The exercise asks for every line of the data to be reproduced exactly.

####################

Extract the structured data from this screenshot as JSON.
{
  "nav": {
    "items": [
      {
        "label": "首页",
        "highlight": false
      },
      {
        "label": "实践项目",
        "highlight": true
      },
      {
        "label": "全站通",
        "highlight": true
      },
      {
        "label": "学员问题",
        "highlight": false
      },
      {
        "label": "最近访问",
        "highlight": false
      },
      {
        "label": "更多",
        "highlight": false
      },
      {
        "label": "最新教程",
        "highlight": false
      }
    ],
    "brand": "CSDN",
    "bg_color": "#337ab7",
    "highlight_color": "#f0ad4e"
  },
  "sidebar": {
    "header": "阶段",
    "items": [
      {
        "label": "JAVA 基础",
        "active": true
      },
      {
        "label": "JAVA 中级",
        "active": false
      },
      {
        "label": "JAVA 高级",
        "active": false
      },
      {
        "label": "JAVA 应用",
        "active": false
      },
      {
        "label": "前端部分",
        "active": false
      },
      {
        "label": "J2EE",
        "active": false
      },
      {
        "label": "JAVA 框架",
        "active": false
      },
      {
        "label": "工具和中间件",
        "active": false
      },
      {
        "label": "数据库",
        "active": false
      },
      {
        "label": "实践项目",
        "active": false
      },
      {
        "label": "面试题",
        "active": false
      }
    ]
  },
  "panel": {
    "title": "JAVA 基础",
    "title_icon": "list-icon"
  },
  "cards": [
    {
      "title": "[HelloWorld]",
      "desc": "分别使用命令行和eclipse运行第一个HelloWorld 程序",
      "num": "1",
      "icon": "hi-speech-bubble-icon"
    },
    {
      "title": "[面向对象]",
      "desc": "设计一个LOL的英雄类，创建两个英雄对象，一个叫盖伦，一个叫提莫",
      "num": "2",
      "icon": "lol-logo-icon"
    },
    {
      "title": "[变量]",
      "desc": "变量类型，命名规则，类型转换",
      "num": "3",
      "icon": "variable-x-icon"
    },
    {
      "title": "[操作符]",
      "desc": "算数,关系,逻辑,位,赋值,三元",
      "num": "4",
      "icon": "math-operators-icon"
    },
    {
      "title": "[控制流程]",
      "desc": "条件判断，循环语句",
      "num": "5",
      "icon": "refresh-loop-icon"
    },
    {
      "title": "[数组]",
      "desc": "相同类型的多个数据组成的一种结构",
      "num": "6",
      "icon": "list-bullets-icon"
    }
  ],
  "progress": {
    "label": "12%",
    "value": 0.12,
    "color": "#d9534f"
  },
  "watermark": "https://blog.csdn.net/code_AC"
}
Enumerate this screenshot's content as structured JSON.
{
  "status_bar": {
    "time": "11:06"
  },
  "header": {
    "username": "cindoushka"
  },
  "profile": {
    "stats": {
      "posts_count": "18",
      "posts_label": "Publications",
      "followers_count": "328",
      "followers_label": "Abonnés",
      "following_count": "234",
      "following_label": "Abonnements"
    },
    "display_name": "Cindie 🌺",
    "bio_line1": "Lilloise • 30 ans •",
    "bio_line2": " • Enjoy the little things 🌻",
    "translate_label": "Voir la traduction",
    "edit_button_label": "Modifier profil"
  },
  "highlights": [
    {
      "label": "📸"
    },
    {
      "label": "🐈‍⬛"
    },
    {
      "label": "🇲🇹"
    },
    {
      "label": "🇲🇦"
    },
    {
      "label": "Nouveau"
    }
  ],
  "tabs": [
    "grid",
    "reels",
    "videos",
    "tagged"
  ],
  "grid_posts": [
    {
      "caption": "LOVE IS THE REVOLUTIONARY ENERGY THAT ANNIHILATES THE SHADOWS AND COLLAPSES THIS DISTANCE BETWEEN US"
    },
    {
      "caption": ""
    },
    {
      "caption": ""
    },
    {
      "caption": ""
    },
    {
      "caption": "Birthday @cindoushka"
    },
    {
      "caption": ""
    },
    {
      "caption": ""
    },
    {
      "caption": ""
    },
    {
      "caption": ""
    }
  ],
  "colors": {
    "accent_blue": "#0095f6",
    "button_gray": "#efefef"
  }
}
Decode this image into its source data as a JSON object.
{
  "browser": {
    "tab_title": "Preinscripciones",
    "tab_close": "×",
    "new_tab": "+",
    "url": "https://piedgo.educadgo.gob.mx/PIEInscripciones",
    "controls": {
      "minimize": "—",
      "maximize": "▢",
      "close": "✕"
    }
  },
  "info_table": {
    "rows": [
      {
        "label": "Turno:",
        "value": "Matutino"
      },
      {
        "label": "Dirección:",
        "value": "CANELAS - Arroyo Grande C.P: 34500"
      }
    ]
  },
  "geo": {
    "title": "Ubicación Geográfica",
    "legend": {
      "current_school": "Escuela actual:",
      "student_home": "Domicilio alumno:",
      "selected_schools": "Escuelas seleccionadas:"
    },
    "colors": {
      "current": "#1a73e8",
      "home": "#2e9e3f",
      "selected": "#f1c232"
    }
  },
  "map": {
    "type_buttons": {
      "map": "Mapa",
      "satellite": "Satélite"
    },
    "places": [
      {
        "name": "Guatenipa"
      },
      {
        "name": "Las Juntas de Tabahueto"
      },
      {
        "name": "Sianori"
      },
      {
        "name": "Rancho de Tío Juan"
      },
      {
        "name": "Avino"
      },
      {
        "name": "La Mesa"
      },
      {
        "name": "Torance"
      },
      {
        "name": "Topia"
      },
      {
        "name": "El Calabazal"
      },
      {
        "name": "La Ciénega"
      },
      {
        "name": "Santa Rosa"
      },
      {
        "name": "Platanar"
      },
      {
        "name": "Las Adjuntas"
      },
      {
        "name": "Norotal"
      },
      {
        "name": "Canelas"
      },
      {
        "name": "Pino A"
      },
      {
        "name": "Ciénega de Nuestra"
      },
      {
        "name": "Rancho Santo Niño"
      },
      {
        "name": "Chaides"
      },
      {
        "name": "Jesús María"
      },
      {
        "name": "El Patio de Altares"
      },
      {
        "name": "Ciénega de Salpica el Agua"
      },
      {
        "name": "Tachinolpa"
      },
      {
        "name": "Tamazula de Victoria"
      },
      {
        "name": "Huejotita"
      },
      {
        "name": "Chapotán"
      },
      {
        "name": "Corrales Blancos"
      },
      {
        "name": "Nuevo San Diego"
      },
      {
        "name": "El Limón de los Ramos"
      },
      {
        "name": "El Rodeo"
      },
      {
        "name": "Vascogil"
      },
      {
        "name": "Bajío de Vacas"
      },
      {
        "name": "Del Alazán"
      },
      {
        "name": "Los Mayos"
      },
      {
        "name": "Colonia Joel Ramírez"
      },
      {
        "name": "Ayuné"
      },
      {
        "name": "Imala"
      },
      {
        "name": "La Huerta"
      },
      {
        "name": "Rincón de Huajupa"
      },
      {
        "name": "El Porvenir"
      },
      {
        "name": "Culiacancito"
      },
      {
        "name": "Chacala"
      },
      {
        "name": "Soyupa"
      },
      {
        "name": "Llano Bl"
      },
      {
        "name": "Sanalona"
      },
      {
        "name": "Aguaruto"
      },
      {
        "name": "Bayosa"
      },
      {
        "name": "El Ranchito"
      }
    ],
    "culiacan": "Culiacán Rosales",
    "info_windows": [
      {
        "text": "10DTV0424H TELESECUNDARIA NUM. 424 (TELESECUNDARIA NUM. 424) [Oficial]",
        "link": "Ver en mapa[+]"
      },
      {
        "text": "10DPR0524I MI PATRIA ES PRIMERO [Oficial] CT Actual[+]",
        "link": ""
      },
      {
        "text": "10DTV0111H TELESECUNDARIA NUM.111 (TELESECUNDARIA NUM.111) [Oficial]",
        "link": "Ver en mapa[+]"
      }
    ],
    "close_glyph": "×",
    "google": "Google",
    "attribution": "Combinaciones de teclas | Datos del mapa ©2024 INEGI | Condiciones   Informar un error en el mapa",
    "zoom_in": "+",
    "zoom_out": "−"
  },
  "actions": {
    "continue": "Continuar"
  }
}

####################

SOLUTION TO THIS PROBLEM:
Extract the structured data from this screenshot as JSON.
{
  "nav": {
    "items": [
      {
        "label": "首页",
        "highlight": false
      },
      {
        "label": "实践项目",
        "highlight": true
      },
      {
        "label": "全站通",
        "highlight": true
      },
      {
        "label": "学员问题",
        "highlight": false
      },
      {
        "label": "最近访问",
        "highlight": false
      },
      {
        "label": "更多",
        "highlight": false
      },
      {
        "label": "最新教程",
        "highlight": false
      }
    ],
    "brand": "CSDN",
    "bg_color": "#337ab7",
    "highlight_color": "#f0ad4e"
  },
  "sidebar": {
    "header": "阶段",
    "items": [
      {
        "label": "JAVA 基础",
        "active": true
      },
      {
        "label": "JAVA 中级",
        "active": false
      },
      {
        "label": "JAVA 高级",
        "active": false
      },
      {
        "label": "JAVA 应用",
        "active": false
      },
      {
        "label": "前端部分",
        "active": false
      },
      {
        "label": "J2EE",
        "active": false
      },
      {
        "label": "JAVA 框架",
        "active": false
      },
      {
        "label": "工具和中间件",
        "active": false
      },
      {
        "label": "数据库",
        "active": false
      },
      {
        "label": "实践项目",
        "active": false
      },
      {
        "label": "面试题",
        "active": false
      }
    ]
  },
  "panel": {
    "title": "JAVA 基础",
    "title_icon": "list-icon"
  },
  "cards": [
    {
      "title": "[HelloWorld]",
      "desc": "分别使用命令行和eclipse运行第一个HelloWorld 程序",
      "num": "1",
      "icon": "hi-speech-bubble-icon"
    },
    {
      "title": "[面向对象]",
      "desc": "设计一个LOL的英雄类，创建两个英雄对象，一个叫盖伦，一个叫提莫",
      "num": "2",
      "icon": "lol-logo-icon"
    },
    {
      "title": "[变量]",
      "desc": "变量类型，命名规则，类型转换",
      "num": "3",
      "icon": "variable-x-icon"
    },
    {
      "title": "[操作符]",
      "desc": "算数,关系,逻辑,位,赋值,三元",
      "num": "4",
      "icon": "math-operators-icon"
    },
    {
      "title": "[控制流程]",
      "desc": "条件判断，循环语句",
      "num": "5",
      "icon": "refresh-loop-icon"
    },
    {
      "title": "[数组]",
      "desc": "相同类型的多个数据组成的一种结构",
      "num": "6",
      "icon": "list-bullets-icon"
    }
  ],
  "progress": {
    "label": "12%",
    "value": 0.12,
    "color": "#d9534f"
  },
  "watermark": "https://blog.csdn.net/code_AC"
}
Enumerate this screenshot's content as structured JSON.
{
  "status_bar": {
    "time": "11:06"
  },
  "header": {
    "username": "cindoushka"
  },
  "profile": {
    "stats": {
      "posts_count": "18",
      "posts_label": "Publications",
      "followers_count": "328",
      "followers_label": "Abonnés",
      "following_count": "234",
      "following_label": "Abonnements"
    },
    "display_name": "Cindie 🌺",
    "bio_line1": "Lilloise • 30 ans •",
    "bio_line2": " • Enjoy the little things 🌻",
    "translate_label": "Voir la traduction",
    "edit_button_label": "Modifier profil"
  },
  "highlights": [
    {
      "label": "📸"
    },
    {
      "label": "🐈‍⬛"
    },
    {
      "label": "🇲🇹"
    },
    {
      "label": "🇲🇦"
    },
    {
      "label": "Nouveau"
    }
  ],
  "tabs": [
    "grid",
    "reels",
    "videos",
    "tagged"
  ],
  "grid_posts": [
    {
      "caption": "LOVE IS THE REVOLUTIONARY ENERGY THAT ANNIHILATES THE SHADOWS AND COLLAPSES THIS DISTANCE BETWEEN US"
    },
    {
      "caption": ""
    },
    {
      "caption": ""
    },
    {
      "caption": ""
    },
    {
      "caption": "Birthday @cindoushka"
    },
    {
      "caption": ""
    },
    {
      "caption": ""
    },
    {
      "caption": ""
    },
    {
      "caption": ""
    }
  ],
  "colors": {
    "accent_blue": "#0095f6",
    "button_gray": "#efefef"
  }
}
Decode this image into its source data as a JSON object.
{
  "browser": {
    "tab_title": "Preinscripciones",
    "tab_close": "×",
    "new_tab": "+",
    "url": "https://piedgo.educadgo.gob.mx/PIEInscripciones",
    "controls": {
      "minimize": "—",
      "maximize": "▢",
      "close": "✕"
    }
  },
  "info_table": {
    "rows": [
      {
        "label": "Turno:",
        "value": "Matutino"
      },
      {
        "label": "Dirección:",
        "value": "CANELAS - Arroyo Grande C.P: 34500"
      }
    ]
  },
  "geo": {
    "title": "Ubicación Geográfica",
    "legend": {
      "current_school": "Escuela actual:",
      "student_home": "Domicilio alumno:",
      "selected_schools": "Escuelas seleccionadas:"
    },
    "colors": {
      "current": "#1a73e8",
      "home": "#2e9e3f",
      "selected": "#f1c232"
    }
  },
  "map": {
    "type_buttons": {
      "map": "Mapa",
      "satellite": "Satélite"
    },
    "places": [
      {
        "name": "Guatenipa"
      },
      {
        "name": "Las Juntas de Tabahueto"
      },
      {
        "name": "Sianori"
      },
      {
        "name": "Rancho de Tío Juan"
      },
      {
        "name": "Avino"
      },
      {
        "name": "La Mesa"
      },
      {
        "name": "Torance"
      },
      {
        "name": "Topia"
      },
      {
        "name": "El Calabazal"
      },
      {
        "name": "La Ciénega"
      },
      {
        "name": "Santa Rosa"
      },
      {
        "name": "Platanar"
      },
      {
        "name": "Las Adjuntas"
      },
      {
        "name": "Norotal"
      },
      {
        "name": "Canelas"
      },
      {
        "name": "Pino A"
      },
      {
        "name": "Ciénega de Nuestra"
      },
      {
        "name": "Rancho Santo Niño"
      },
      {
        "name": "Chaides"
      },
      {
        "name": "Jesús María"
      },
      {
        "name": "El Patio de Altares"
      },
      {
        "name": "Ciénega de Salpica el Agua"
      },
      {
        "name": "Tachinolpa"
      },
      {
        "name": "Tamazula de Victoria"
      },
      {
        "name": "Huejotita"
      },
      {
        "name": "Chapotán"
      },
      {
        "name": "Corrales Blancos"
      },
      {
        "name": "Nuevo San Diego"
      },
      {
        "name": "El Limón de los Ramos"
      },
      {
        "name": "El Rodeo"
      },
      {
        "name": "Vascogil"
      },
      {
        "name": "Bajío de Vacas"
      },
      {
        "name": "Del Alazán"
      },
      {
        "name": "Los Mayos"
      },
      {
        "name": "Colonia Joel Ramírez"
      },
      {
        "name": "Ayuné"
      },
      {
        "name": "Imala"
      },
      {
        "name": "La Huerta"
      },
      {
        "name": "Rincón de Huajupa"
      },
      {
        "name": "El Porvenir"
      },
      {
        "name": "Culiacancito"
      },
      {
        "name": "Chacala"
      },
      {
        "name": "Soyupa"
      },
      {
        "name": "Llano Bl"
      },
      {
        "name": "Sanalona"
      },
      {
        "name": "Aguaruto"
      },
      {
        "name": "Bayosa"
      },
      {
        "name": "El Ranchito"
      }
    ],
    "culiacan": "Culiacán Rosales",
    "info_windows": [
      {
        "text": "10DTV0424H TELESECUNDARIA NUM. 424 (TELESECUNDARIA NUM. 424) [Oficial]",
        "link": "Ver en mapa[+]"
      },
      {
        "text": "10DPR0524I MI PATRIA ES PRIMERO [Oficial] CT Actual[+]",
        "link": ""
      },
      {
        "text": "10DTV0111H TELESECUNDARIA NUM.111 (TELESECUNDARIA NUM.111) [Oficial]",
        "link": "Ver en mapa[+]"
      }
    ],
    "close_glyph": "×",
    "google": "Google",
    "attribution": "Combinaciones de teclas | Datos del mapa ©2024 INEGI | Condiciones   Informar un error en el mapa",
    "zoom_in": "+",
    "zoom_out": "−"
  },
  "actions": {
    "continue": "Continuar"
  }
}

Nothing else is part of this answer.